[Collected data]
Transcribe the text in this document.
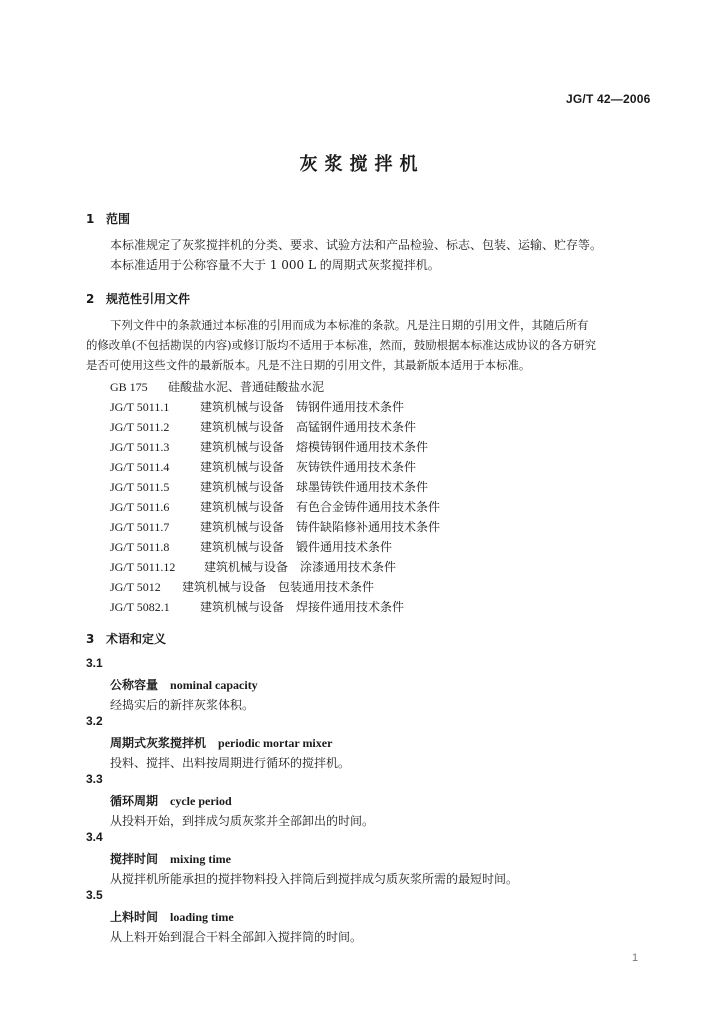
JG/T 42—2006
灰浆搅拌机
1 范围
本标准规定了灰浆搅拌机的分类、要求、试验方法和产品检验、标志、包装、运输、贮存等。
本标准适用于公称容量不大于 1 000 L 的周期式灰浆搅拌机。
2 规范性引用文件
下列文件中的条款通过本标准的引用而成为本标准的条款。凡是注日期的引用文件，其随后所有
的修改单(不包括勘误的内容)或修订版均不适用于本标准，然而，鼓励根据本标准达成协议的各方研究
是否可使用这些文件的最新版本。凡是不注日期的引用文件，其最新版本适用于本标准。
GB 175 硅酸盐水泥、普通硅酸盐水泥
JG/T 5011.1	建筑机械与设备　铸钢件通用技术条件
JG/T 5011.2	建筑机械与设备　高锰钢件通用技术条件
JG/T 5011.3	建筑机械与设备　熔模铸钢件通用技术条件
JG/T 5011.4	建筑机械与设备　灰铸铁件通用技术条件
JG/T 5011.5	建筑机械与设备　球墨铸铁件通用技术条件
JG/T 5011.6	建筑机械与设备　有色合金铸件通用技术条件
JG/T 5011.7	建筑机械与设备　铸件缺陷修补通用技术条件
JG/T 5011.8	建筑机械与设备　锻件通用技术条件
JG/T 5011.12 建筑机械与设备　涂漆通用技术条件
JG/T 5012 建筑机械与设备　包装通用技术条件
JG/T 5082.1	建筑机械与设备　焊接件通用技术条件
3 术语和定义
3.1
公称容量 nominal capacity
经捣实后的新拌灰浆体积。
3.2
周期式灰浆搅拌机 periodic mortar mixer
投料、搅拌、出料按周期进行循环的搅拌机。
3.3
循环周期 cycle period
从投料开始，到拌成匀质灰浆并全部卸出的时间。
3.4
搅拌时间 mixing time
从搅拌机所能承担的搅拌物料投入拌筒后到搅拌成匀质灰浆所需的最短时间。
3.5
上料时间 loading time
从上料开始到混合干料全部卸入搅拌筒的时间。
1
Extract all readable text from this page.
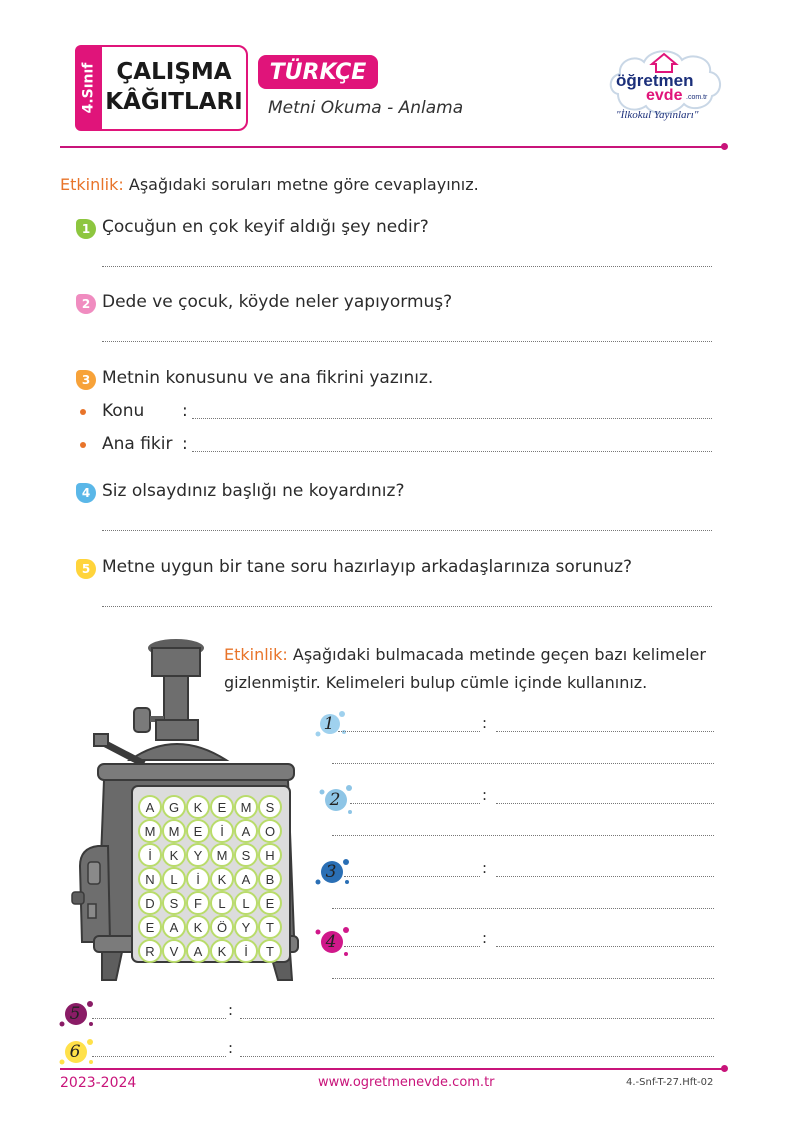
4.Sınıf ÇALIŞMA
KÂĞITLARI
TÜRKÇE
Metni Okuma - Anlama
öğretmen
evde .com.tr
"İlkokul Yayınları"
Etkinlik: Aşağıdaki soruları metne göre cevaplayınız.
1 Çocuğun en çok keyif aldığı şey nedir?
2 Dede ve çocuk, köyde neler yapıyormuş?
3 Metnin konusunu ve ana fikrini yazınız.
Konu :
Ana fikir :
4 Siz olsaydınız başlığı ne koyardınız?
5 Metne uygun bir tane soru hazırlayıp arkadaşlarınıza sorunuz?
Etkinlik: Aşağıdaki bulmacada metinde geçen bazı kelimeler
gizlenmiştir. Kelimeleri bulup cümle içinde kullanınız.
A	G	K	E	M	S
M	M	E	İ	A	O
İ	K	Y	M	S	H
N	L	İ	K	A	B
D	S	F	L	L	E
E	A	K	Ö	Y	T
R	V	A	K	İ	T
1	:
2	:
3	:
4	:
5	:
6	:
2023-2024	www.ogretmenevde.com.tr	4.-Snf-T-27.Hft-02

> _SHORT TASK_:
Show the lines that mention the word "Aşağıdaki".

> _COMPLETE ANSWER_:
Etkinlik: Aşağıdaki soruları metne göre cevaplayınız.
Etkinlik: Aşağıdaki bulmacada metinde geçen bazı kelimeler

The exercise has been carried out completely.